**Written task:**
Search the material for the word "name" and report each line where it turns up.

**Provided records:**
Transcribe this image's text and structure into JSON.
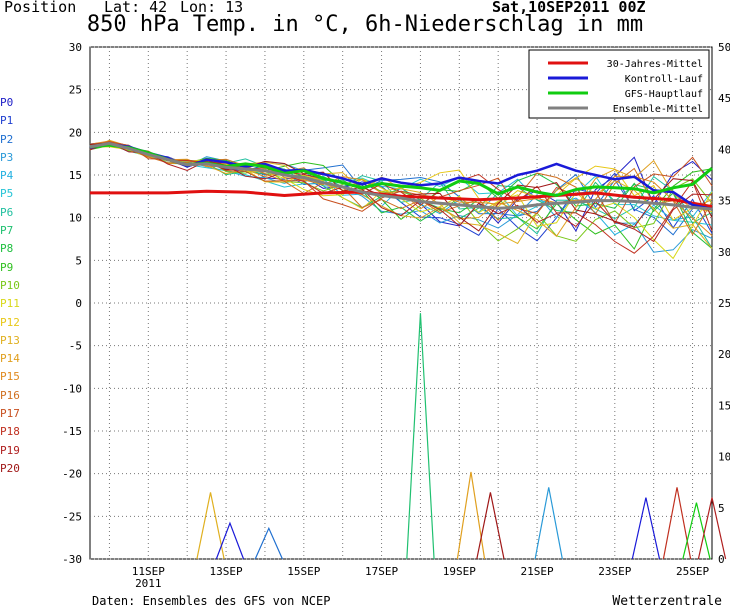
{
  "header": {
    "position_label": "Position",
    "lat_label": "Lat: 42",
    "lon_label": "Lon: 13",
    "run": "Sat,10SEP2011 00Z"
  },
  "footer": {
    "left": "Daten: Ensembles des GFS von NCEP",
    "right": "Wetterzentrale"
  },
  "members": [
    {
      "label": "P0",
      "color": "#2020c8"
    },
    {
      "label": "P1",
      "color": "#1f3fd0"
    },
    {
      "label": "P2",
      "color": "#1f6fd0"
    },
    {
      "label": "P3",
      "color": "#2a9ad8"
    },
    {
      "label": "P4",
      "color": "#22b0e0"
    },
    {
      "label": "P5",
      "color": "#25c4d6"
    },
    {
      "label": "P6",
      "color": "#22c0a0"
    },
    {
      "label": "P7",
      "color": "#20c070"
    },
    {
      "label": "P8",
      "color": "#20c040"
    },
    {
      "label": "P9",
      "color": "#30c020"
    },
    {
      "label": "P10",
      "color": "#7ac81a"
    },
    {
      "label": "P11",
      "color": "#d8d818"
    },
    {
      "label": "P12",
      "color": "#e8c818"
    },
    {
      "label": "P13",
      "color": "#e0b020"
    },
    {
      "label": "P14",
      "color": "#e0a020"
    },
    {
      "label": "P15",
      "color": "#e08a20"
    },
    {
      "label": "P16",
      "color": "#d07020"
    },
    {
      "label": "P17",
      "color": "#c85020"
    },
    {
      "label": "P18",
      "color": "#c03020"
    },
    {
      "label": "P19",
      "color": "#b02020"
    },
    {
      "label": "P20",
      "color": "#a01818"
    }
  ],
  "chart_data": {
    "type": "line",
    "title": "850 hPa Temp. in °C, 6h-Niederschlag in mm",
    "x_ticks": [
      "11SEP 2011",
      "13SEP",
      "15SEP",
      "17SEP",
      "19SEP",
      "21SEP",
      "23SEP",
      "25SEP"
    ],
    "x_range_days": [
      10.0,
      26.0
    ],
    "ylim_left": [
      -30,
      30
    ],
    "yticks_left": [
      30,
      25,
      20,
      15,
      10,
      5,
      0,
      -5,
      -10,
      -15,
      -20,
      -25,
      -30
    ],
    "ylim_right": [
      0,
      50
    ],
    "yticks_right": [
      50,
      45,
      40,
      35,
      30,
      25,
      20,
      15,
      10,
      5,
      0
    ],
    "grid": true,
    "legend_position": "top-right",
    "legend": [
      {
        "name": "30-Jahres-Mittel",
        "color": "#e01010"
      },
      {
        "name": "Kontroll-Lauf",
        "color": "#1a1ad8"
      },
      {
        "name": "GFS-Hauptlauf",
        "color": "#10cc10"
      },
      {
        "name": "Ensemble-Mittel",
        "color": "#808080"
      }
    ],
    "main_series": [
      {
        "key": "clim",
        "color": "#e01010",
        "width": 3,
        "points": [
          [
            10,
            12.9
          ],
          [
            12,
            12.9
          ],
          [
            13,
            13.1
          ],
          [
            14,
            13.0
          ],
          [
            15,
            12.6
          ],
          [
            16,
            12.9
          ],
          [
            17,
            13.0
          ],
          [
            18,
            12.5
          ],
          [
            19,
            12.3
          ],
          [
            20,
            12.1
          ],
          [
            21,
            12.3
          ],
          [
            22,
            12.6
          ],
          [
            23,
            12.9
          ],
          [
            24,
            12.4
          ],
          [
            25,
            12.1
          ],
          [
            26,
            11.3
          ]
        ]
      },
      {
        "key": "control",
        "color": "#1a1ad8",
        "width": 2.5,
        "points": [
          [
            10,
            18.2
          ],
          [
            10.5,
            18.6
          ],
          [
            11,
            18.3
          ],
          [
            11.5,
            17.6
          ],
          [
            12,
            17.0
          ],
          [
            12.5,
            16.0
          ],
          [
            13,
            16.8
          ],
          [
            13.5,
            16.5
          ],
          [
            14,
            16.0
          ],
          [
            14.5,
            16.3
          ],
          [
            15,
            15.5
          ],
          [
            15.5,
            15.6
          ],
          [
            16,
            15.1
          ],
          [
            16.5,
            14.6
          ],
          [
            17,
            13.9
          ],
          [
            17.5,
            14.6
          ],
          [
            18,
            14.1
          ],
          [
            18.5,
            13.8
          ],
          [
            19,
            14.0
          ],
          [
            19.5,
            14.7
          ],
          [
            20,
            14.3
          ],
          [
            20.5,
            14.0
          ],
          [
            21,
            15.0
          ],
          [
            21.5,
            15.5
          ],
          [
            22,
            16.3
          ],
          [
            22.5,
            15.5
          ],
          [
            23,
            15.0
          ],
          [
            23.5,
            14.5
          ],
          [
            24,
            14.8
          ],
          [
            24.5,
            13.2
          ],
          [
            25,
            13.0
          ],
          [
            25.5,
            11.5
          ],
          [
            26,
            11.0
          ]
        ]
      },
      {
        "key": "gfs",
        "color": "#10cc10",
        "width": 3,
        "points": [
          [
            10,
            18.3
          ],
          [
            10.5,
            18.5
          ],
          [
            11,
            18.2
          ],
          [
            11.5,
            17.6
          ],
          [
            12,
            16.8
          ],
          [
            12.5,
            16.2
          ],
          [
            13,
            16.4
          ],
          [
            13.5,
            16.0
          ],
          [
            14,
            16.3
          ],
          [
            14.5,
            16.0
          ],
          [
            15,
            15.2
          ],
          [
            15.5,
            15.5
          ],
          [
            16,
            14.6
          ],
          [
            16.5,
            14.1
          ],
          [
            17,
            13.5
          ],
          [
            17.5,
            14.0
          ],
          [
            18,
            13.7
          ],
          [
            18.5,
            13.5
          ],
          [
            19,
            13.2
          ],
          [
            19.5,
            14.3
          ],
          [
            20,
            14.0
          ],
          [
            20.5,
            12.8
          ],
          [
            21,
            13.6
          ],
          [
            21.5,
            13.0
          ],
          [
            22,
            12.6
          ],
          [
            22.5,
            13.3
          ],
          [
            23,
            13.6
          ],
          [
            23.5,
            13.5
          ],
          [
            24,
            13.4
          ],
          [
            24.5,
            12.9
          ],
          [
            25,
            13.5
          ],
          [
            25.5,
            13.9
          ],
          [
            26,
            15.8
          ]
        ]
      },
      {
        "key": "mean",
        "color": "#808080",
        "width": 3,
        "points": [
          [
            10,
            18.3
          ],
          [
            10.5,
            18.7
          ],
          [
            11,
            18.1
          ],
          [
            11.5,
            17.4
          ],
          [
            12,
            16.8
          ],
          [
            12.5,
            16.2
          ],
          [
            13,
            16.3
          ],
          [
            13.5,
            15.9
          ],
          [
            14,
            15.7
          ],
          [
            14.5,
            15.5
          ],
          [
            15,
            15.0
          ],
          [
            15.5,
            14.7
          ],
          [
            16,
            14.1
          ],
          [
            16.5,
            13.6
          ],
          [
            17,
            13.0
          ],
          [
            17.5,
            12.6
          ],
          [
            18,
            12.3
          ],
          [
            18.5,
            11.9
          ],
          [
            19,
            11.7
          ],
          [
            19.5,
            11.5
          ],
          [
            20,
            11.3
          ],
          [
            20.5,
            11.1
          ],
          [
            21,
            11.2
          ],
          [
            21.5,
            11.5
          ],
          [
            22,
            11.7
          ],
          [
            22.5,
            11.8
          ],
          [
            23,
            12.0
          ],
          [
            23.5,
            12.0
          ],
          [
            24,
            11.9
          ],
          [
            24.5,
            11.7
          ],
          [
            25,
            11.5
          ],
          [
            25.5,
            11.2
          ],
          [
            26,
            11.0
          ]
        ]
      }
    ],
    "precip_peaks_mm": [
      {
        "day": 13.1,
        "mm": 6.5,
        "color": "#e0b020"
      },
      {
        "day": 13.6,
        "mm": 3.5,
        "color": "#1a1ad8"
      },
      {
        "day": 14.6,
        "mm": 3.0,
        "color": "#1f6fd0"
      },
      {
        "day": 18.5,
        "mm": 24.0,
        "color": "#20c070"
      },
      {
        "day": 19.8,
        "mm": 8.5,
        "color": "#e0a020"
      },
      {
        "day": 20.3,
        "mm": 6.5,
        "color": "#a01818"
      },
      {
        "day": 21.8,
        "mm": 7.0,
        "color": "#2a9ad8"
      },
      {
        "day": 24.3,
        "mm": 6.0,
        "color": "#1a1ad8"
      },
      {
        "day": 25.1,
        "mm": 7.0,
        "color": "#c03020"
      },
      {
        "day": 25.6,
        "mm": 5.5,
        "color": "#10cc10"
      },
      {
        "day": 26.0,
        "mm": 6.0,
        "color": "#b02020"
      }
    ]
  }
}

**The completed task:**
        "name": "30-Jahres-Mittel",
        "name": "Kontroll-Lauf",
        "name": "GFS-Hauptlauf",
        "name": "Ensemble-Mittel",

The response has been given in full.